> [Exercise task]: Find the lines that contain the word "являющихся" and copy each one.

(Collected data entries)
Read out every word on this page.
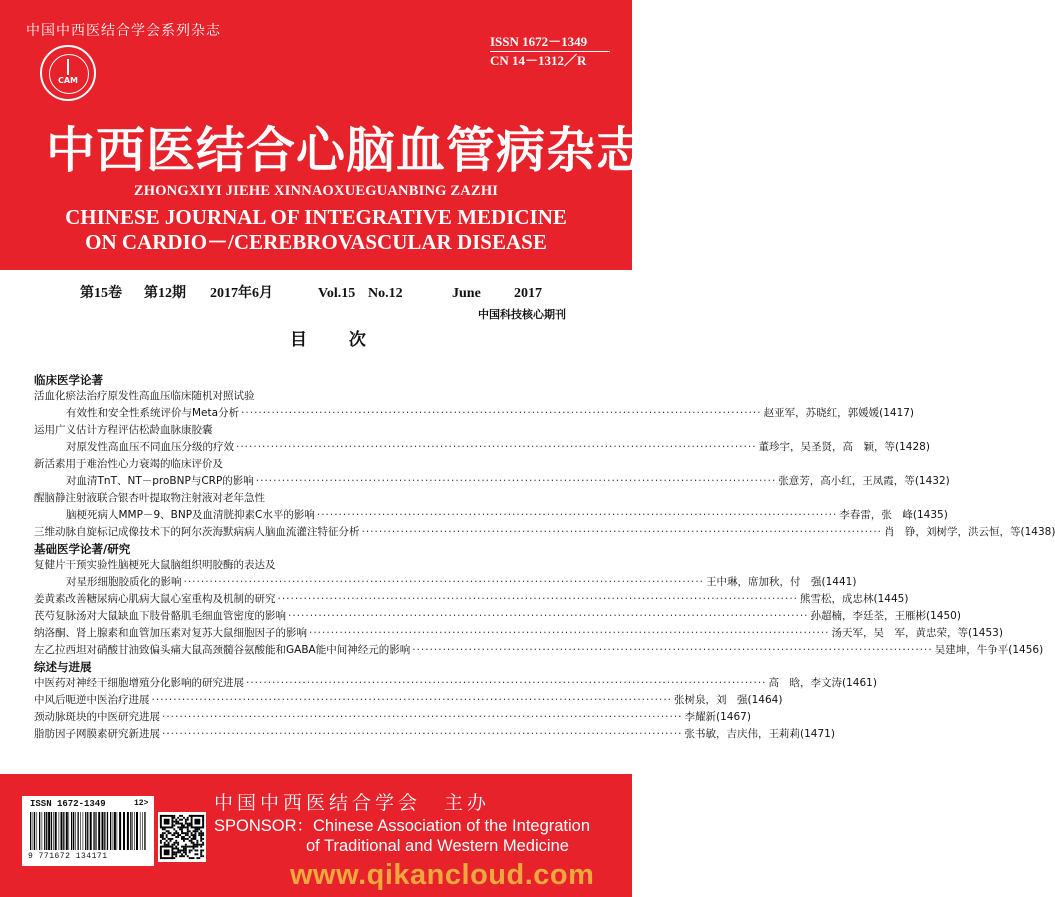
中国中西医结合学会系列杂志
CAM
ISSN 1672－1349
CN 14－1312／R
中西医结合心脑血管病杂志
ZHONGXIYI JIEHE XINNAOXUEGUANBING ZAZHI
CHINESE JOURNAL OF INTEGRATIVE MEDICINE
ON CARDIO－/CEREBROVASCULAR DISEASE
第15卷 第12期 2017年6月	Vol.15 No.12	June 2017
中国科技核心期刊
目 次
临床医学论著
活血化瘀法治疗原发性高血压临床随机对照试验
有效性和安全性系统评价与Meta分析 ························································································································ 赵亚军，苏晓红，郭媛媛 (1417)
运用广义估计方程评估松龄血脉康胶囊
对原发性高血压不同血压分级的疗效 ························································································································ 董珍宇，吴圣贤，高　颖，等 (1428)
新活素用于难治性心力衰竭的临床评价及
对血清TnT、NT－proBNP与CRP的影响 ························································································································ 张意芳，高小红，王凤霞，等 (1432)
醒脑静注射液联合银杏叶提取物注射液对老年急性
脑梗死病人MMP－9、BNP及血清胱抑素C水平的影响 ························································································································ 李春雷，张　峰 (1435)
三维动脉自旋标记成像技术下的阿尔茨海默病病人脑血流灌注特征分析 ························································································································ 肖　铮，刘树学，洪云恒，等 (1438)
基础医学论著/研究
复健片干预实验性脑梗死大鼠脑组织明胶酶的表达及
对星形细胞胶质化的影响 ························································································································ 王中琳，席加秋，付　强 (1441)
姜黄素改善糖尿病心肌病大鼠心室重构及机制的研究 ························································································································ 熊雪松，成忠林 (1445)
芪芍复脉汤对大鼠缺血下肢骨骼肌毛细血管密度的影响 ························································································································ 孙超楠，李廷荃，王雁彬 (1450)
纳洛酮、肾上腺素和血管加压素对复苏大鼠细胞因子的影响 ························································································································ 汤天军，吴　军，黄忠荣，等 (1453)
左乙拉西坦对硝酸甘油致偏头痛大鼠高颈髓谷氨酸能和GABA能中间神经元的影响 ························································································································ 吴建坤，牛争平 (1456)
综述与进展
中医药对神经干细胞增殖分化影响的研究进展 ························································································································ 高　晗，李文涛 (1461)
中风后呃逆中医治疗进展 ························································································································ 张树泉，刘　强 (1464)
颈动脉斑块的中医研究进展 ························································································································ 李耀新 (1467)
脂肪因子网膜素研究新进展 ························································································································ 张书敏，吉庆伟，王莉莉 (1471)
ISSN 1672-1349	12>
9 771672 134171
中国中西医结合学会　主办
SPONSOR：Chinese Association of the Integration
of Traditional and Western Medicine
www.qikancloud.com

---

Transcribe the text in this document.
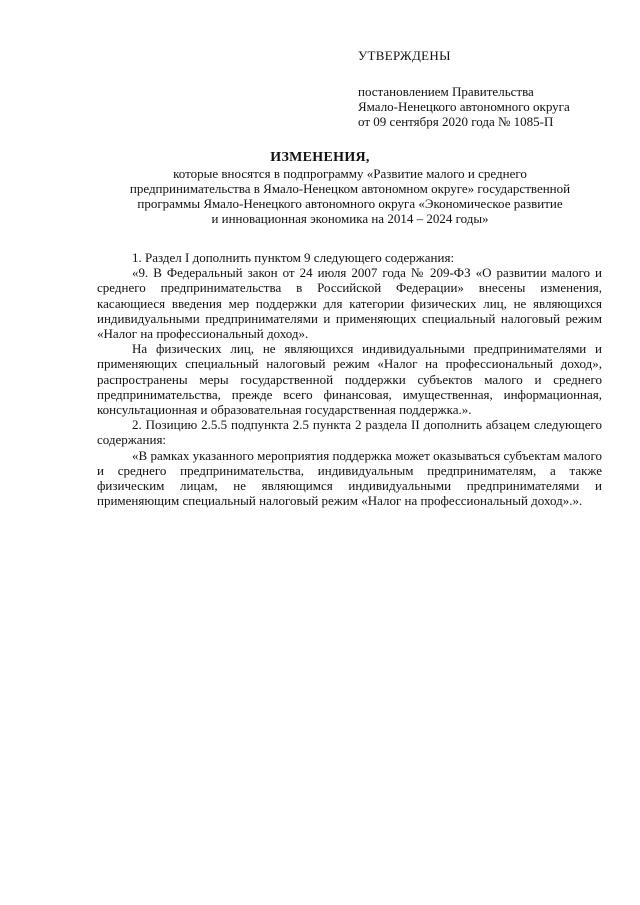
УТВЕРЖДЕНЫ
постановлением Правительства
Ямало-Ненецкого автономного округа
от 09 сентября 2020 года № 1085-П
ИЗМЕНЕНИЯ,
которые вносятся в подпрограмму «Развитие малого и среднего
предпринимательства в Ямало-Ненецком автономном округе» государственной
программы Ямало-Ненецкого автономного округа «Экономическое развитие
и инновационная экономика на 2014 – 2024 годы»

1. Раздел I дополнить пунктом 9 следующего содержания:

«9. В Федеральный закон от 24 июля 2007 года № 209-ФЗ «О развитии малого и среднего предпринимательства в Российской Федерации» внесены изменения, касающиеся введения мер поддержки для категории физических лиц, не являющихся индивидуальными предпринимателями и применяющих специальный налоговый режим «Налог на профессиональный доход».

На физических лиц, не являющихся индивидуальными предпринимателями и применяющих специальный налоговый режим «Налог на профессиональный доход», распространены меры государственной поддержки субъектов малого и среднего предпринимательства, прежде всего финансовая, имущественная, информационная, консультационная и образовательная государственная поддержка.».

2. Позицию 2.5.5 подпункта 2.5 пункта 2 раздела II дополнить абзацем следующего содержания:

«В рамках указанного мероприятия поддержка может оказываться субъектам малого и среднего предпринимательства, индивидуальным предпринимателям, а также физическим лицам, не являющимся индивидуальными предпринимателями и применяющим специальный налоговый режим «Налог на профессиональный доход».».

> [Exercise response]:
«9. В Федеральный закон от 24 июля 2007 года № 209-ФЗ «О развитии малого и среднего предпринимательства в Российской Федерации» внесены изменения, касающиеся введения мер поддержки для категории физических лиц, не являющихся индивидуальными предпринимателями и применяющих специальный налоговый режим «Налог на профессиональный доход».
На физических лиц, не являющихся индивидуальными предпринимателями и применяющих специальный налоговый режим «Налог на профессиональный доход», распространены меры государственной поддержки субъектов малого и среднего предпринимательства, прежде всего финансовая, имущественная, информационная, консультационная и образовательная государственная поддержка.».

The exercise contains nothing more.